(TASK INSTRUCTIONS)
Take every line that has the string "Happiness" and copy it out.

* * * *

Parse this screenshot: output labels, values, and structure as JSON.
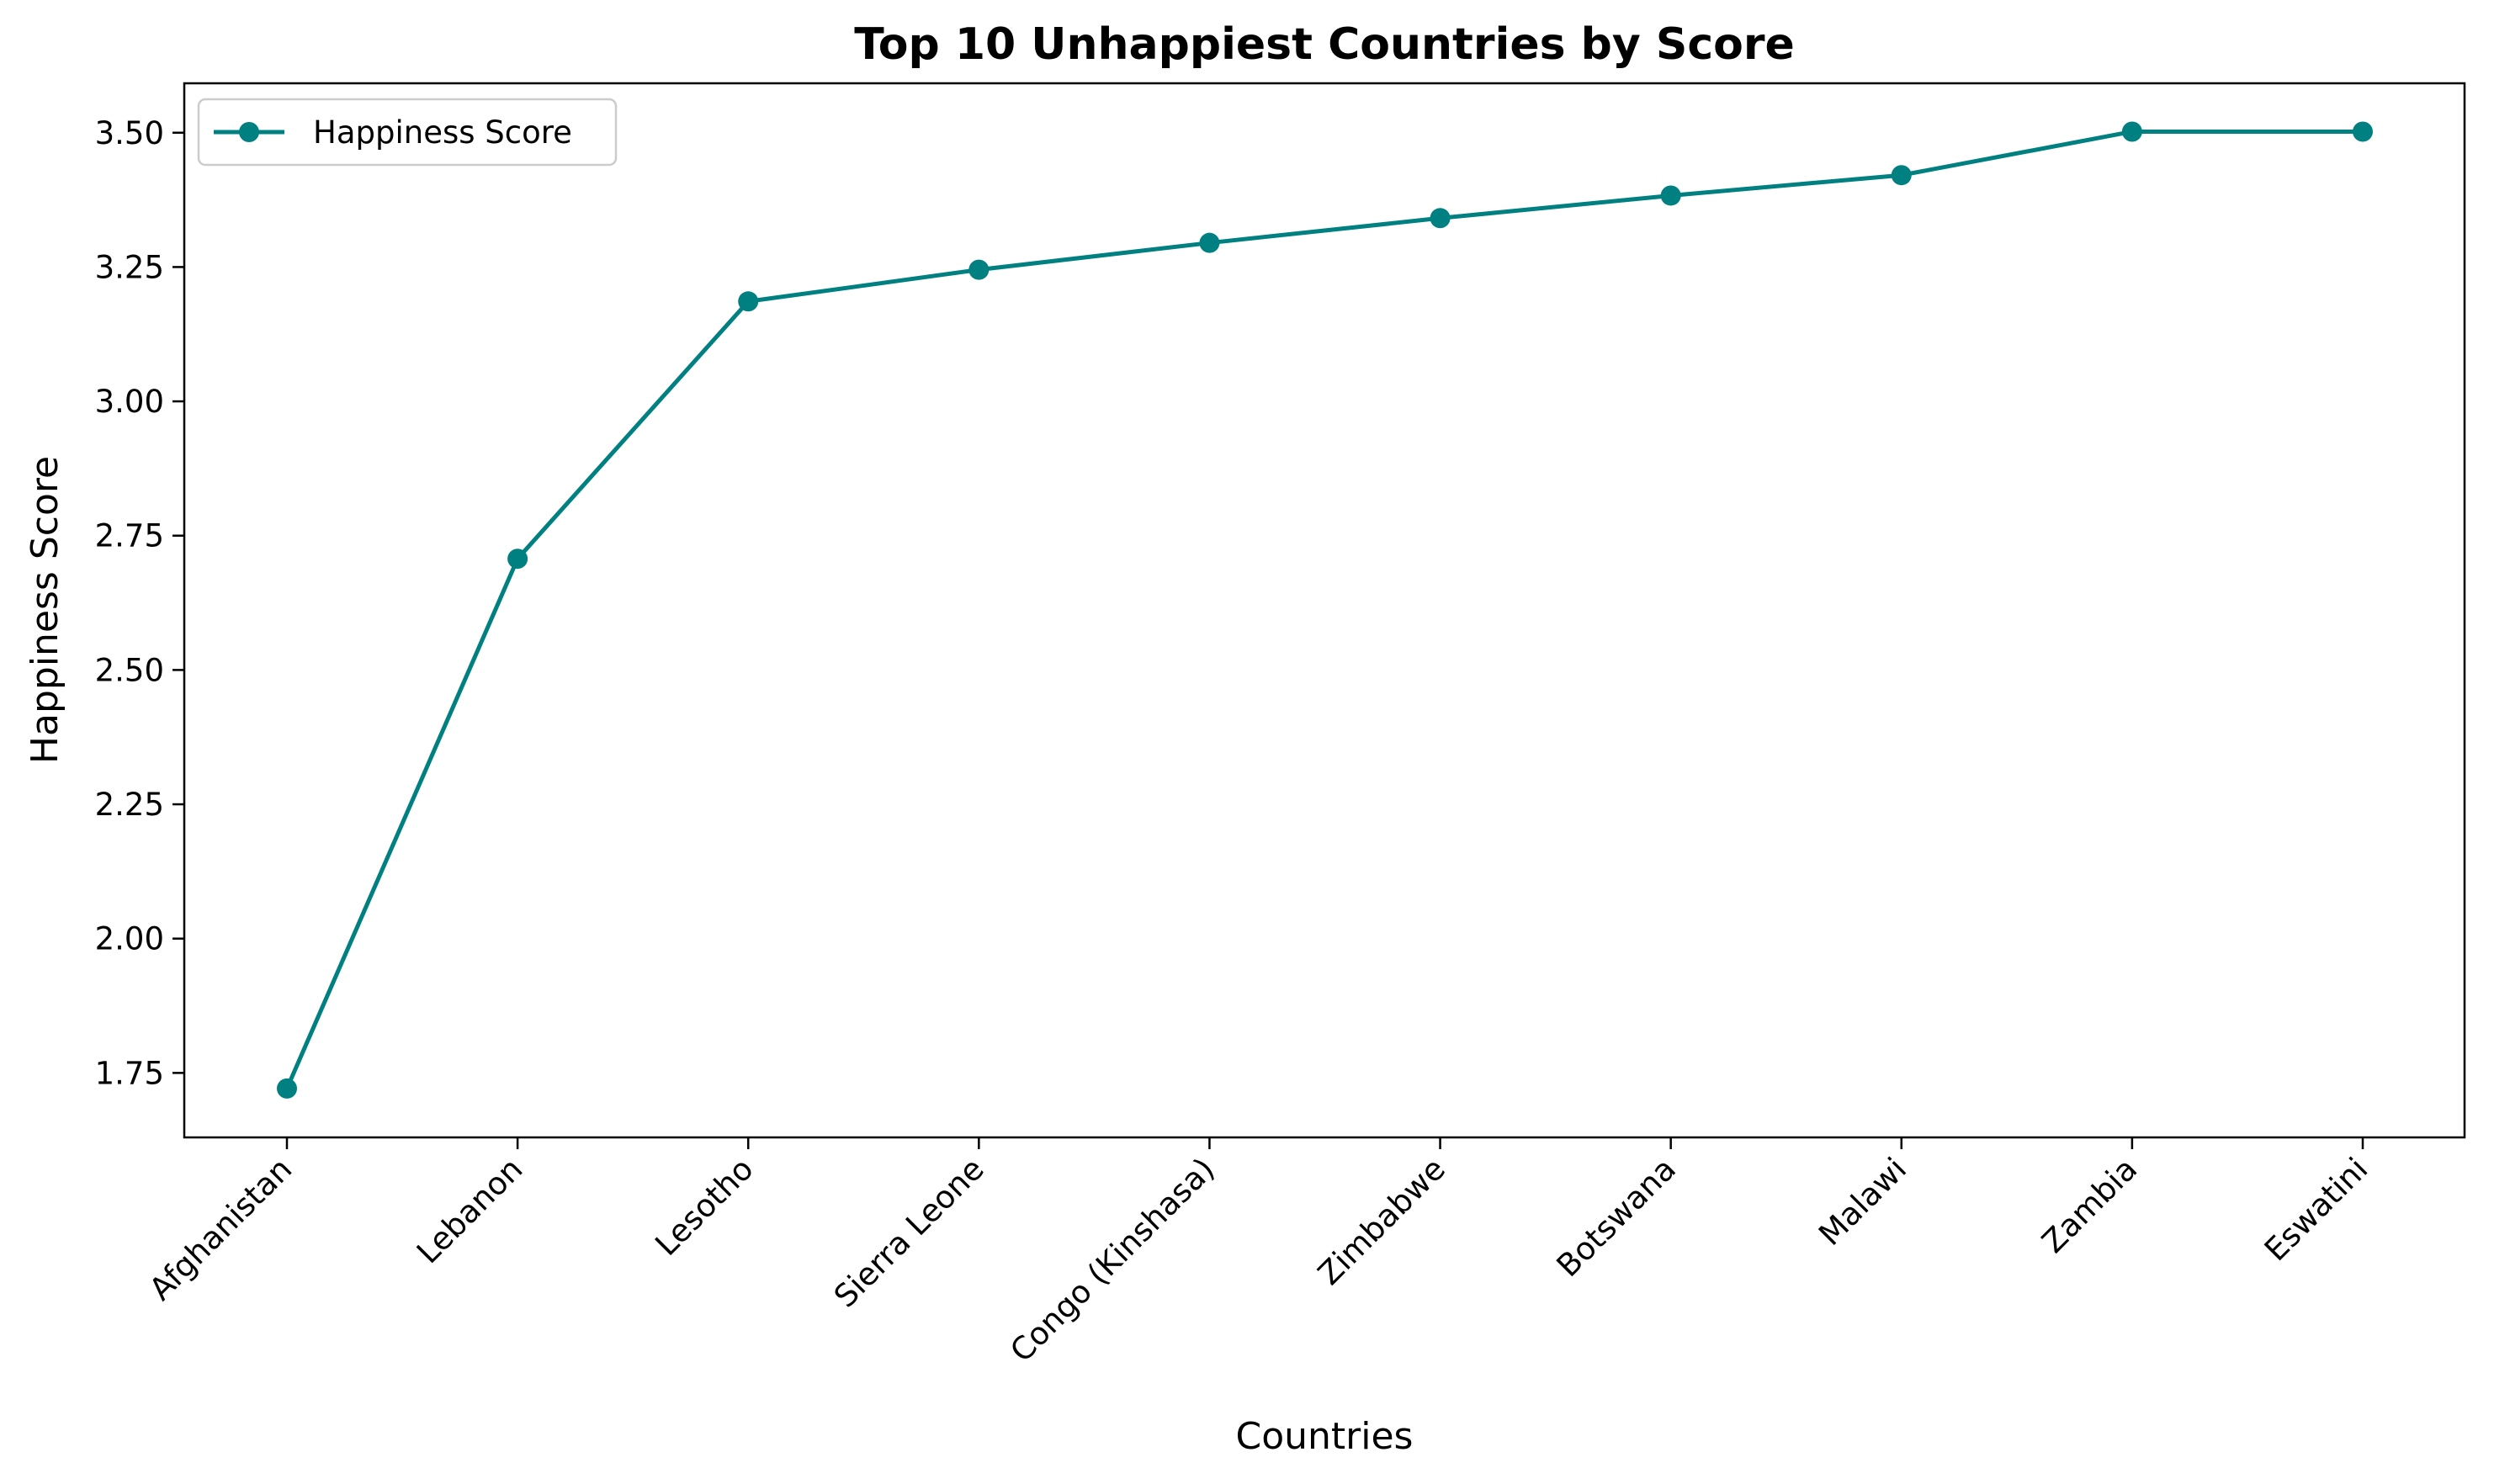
{
  "chart_data": {
    "type": "line",
    "title": "Top 10 Unhappiest Countries by Score",
    "xlabel": "Countries",
    "ylabel": "Happiness Score",
    "categories": [
      "Afghanistan",
      "Lebanon",
      "Lesotho",
      "Sierra Leone",
      "Congo (Kinshasa)",
      "Zimbabwe",
      "Botswana",
      "Malawi",
      "Zambia",
      "Eswatini"
    ],
    "series": [
      {
        "name": "Happiness Score",
        "values": [
          1.721,
          2.707,
          3.186,
          3.245,
          3.295,
          3.341,
          3.383,
          3.421,
          3.502,
          3.502
        ],
        "color": "#008080"
      }
    ],
    "yticks": [
      "1.75",
      "2.00",
      "2.25",
      "2.50",
      "2.75",
      "3.00",
      "3.25",
      "3.50"
    ],
    "ylim": [
      1.63,
      3.592
    ],
    "grid": false,
    "legend_position": "top-left"
  }
}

* * * *

(TASK RESPONSE)
    "ylabel": "Happiness Score",
        "name": "Happiness Score",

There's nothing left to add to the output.